Your goal:
Your task is to output all the records below, word for word.

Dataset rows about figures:
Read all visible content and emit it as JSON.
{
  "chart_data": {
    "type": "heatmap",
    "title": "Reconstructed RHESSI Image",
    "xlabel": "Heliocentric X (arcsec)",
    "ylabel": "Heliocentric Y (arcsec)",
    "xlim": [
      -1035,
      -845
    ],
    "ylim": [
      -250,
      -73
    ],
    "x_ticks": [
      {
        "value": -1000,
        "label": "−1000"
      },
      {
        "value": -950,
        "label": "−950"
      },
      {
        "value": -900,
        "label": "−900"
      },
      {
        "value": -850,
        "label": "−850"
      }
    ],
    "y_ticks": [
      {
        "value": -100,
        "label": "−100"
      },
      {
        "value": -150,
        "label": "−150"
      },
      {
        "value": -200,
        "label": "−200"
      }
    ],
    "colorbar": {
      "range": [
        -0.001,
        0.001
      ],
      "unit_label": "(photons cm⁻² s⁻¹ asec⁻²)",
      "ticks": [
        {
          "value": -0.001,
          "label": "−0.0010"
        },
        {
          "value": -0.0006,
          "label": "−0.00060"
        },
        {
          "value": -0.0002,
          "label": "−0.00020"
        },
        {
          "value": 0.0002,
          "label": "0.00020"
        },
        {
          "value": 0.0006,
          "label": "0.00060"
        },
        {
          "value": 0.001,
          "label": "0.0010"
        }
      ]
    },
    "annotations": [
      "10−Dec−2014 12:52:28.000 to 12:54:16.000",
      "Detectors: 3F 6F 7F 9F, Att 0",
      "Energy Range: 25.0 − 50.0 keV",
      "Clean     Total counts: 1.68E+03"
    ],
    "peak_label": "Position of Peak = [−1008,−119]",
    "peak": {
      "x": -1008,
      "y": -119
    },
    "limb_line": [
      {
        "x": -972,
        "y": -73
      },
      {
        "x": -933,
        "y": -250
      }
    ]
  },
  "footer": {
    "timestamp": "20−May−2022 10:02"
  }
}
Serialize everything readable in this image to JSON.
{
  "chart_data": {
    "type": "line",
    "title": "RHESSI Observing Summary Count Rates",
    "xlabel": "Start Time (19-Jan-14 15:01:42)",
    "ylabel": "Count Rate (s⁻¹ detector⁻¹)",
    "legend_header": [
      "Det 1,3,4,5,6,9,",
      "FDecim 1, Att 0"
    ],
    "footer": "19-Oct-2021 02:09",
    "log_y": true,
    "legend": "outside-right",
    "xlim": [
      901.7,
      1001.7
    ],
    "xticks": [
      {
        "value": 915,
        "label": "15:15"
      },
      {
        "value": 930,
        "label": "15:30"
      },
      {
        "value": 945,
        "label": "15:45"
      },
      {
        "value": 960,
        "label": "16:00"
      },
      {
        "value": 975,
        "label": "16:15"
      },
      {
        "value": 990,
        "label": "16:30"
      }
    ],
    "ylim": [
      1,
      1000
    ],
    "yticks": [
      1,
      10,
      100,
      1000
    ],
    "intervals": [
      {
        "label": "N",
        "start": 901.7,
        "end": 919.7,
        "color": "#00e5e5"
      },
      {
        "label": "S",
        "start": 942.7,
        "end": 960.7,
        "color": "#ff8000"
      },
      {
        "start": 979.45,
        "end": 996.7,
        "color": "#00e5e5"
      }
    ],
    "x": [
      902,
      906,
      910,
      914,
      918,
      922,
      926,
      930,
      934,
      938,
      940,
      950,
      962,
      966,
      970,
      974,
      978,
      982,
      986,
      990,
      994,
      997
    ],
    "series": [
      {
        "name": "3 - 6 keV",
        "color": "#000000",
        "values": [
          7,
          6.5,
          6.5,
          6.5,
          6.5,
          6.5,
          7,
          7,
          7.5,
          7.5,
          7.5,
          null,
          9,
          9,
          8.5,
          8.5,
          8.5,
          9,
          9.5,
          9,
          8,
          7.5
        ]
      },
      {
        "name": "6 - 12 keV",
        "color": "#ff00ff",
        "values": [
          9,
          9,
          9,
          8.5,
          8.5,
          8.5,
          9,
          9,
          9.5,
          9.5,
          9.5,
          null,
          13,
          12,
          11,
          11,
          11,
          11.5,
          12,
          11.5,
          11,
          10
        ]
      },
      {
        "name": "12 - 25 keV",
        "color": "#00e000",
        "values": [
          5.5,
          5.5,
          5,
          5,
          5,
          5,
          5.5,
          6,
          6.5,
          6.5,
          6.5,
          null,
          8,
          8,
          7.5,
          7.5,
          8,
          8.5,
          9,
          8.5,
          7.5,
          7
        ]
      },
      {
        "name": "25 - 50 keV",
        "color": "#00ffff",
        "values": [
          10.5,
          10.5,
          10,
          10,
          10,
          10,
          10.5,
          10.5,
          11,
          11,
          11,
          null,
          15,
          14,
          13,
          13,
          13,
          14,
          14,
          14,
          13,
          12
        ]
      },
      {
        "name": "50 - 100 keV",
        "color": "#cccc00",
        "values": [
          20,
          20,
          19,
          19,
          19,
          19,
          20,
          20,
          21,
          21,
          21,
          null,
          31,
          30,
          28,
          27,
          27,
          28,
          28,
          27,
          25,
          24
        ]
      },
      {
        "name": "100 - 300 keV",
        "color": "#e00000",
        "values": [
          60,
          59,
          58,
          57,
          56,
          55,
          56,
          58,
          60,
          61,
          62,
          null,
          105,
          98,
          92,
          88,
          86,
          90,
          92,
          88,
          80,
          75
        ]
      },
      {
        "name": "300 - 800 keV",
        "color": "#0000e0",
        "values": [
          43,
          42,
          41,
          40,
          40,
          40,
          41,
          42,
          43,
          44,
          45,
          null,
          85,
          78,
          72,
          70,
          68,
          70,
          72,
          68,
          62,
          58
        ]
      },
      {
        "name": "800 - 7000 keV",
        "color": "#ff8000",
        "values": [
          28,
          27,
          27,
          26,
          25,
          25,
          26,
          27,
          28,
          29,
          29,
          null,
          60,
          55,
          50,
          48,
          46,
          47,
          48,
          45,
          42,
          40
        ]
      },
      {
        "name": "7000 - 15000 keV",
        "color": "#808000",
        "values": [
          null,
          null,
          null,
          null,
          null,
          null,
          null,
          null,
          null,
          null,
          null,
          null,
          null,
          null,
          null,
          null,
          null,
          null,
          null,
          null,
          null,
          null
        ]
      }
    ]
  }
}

Result below:
Read all visible content and emit it as JSON.
{
  "chart_data": {
    "type": "heatmap",
    "title": "Reconstructed RHESSI Image",
    "xlabel": "Heliocentric X (arcsec)",
    "ylabel": "Heliocentric Y (arcsec)",
    "xlim": [
      -1035,
      -845
    ],
    "ylim": [
      -250,
      -73
    ],
    "x_ticks": [
      {
        "value": -1000,
        "label": "−1000"
      },
      {
        "value": -950,
        "label": "−950"
      },
      {
        "value": -900,
        "label": "−900"
      },
      {
        "value": -850,
        "label": "−850"
      }
    ],
    "y_ticks": [
      {
        "value": -100,
        "label": "−100"
      },
      {
        "value": -150,
        "label": "−150"
      },
      {
        "value": -200,
        "label": "−200"
      }
    ],
    "colorbar": {
      "range": [
        -0.001,
        0.001
      ],
      "unit_label": "(photons cm⁻² s⁻¹ asec⁻²)",
      "ticks": [
        {
          "value": -0.001,
          "label": "−0.0010"
        },
        {
          "value": -0.0006,
          "label": "−0.00060"
        },
        {
          "value": -0.0002,
          "label": "−0.00020"
        },
        {
          "value": 0.0002,
          "label": "0.00020"
        },
        {
          "value": 0.0006,
          "label": "0.00060"
        },
        {
          "value": 0.001,
          "label": "0.0010"
        }
      ]
    },
    "annotations": [
      "10−Dec−2014 12:52:28.000 to 12:54:16.000",
      "Detectors: 3F 6F 7F 9F, Att 0",
      "Energy Range: 25.0 − 50.0 keV",
      "Clean     Total counts: 1.68E+03"
    ],
    "peak_label": "Position of Peak = [−1008,−119]",
    "peak": {
      "x": -1008,
      "y": -119
    },
    "limb_line": [
      {
        "x": -972,
        "y": -73
      },
      {
        "x": -933,
        "y": -250
      }
    ]
  },
  "footer": {
    "timestamp": "20−May−2022 10:02"
  }
}
Serialize everything readable in this image to JSON.
{
  "chart_data": {
    "type": "line",
    "title": "RHESSI Observing Summary Count Rates",
    "xlabel": "Start Time (19-Jan-14 15:01:42)",
    "ylabel": "Count Rate (s⁻¹ detector⁻¹)",
    "legend_header": [
      "Det 1,3,4,5,6,9,",
      "FDecim 1, Att 0"
    ],
    "footer": "19-Oct-2021 02:09",
    "log_y": true,
    "legend": "outside-right",
    "xlim": [
      901.7,
      1001.7
    ],
    "xticks": [
      {
        "value": 915,
        "label": "15:15"
      },
      {
        "value": 930,
        "label": "15:30"
      },
      {
        "value": 945,
        "label": "15:45"
      },
      {
        "value": 960,
        "label": "16:00"
      },
      {
        "value": 975,
        "label": "16:15"
      },
      {
        "value": 990,
        "label": "16:30"
      }
    ],
    "ylim": [
      1,
      1000
    ],
    "yticks": [
      1,
      10,
      100,
      1000
    ],
    "intervals": [
      {
        "label": "N",
        "start": 901.7,
        "end": 919.7,
        "color": "#00e5e5"
      },
      {
        "label": "S",
        "start": 942.7,
        "end": 960.7,
        "color": "#ff8000"
      },
      {
        "start": 979.45,
        "end": 996.7,
        "color": "#00e5e5"
      }
    ],
    "x": [
      902,
      906,
      910,
      914,
      918,
      922,
      926,
      930,
      934,
      938,
      940,
      950,
      962,
      966,
      970,
      974,
      978,
      982,
      986,
      990,
      994,
      997
    ],
    "series": [
      {
        "name": "3 - 6 keV",
        "color": "#000000",
        "values": [
          7,
          6.5,
          6.5,
          6.5,
          6.5,
          6.5,
          7,
          7,
          7.5,
          7.5,
          7.5,
          null,
          9,
          9,
          8.5,
          8.5,
          8.5,
          9,
          9.5,
          9,
          8,
          7.5
        ]
      },
      {
        "name": "6 - 12 keV",
        "color": "#ff00ff",
        "values": [
          9,
          9,
          9,
          8.5,
          8.5,
          8.5,
          9,
          9,
          9.5,
          9.5,
          9.5,
          null,
          13,
          12,
          11,
          11,
          11,
          11.5,
          12,
          11.5,
          11,
          10
        ]
      },
      {
        "name": "12 - 25 keV",
        "color": "#00e000",
        "values": [
          5.5,
          5.5,
          5,
          5,
          5,
          5,
          5.5,
          6,
          6.5,
          6.5,
          6.5,
          null,
          8,
          8,
          7.5,
          7.5,
          8,
          8.5,
          9,
          8.5,
          7.5,
          7
        ]
      },
      {
        "name": "25 - 50 keV",
        "color": "#00ffff",
        "values": [
          10.5,
          10.5,
          10,
          10,
          10,
          10,
          10.5,
          10.5,
          11,
          11,
          11,
          null,
          15,
          14,
          13,
          13,
          13,
          14,
          14,
          14,
          13,
          12
        ]
      },
      {
        "name": "50 - 100 keV",
        "color": "#cccc00",
        "values": [
          20,
          20,
          19,
          19,
          19,
          19,
          20,
          20,
          21,
          21,
          21,
          null,
          31,
          30,
          28,
          27,
          27,
          28,
          28,
          27,
          25,
          24
        ]
      },
      {
        "name": "100 - 300 keV",
        "color": "#e00000",
        "values": [
          60,
          59,
          58,
          57,
          56,
          55,
          56,
          58,
          60,
          61,
          62,
          null,
          105,
          98,
          92,
          88,
          86,
          90,
          92,
          88,
          80,
          75
        ]
      },
      {
        "name": "300 - 800 keV",
        "color": "#0000e0",
        "values": [
          43,
          42,
          41,
          40,
          40,
          40,
          41,
          42,
          43,
          44,
          45,
          null,
          85,
          78,
          72,
          70,
          68,
          70,
          72,
          68,
          62,
          58
        ]
      },
      {
        "name": "800 - 7000 keV",
        "color": "#ff8000",
        "values": [
          28,
          27,
          27,
          26,
          25,
          25,
          26,
          27,
          28,
          29,
          29,
          null,
          60,
          55,
          50,
          48,
          46,
          47,
          48,
          45,
          42,
          40
        ]
      },
      {
        "name": "7000 - 15000 keV",
        "color": "#808000",
        "values": [
          null,
          null,
          null,
          null,
          null,
          null,
          null,
          null,
          null,
          null,
          null,
          null,
          null,
          null,
          null,
          null,
          null,
          null,
          null,
          null,
          null,
          null
        ]
      }
    ]
  }
}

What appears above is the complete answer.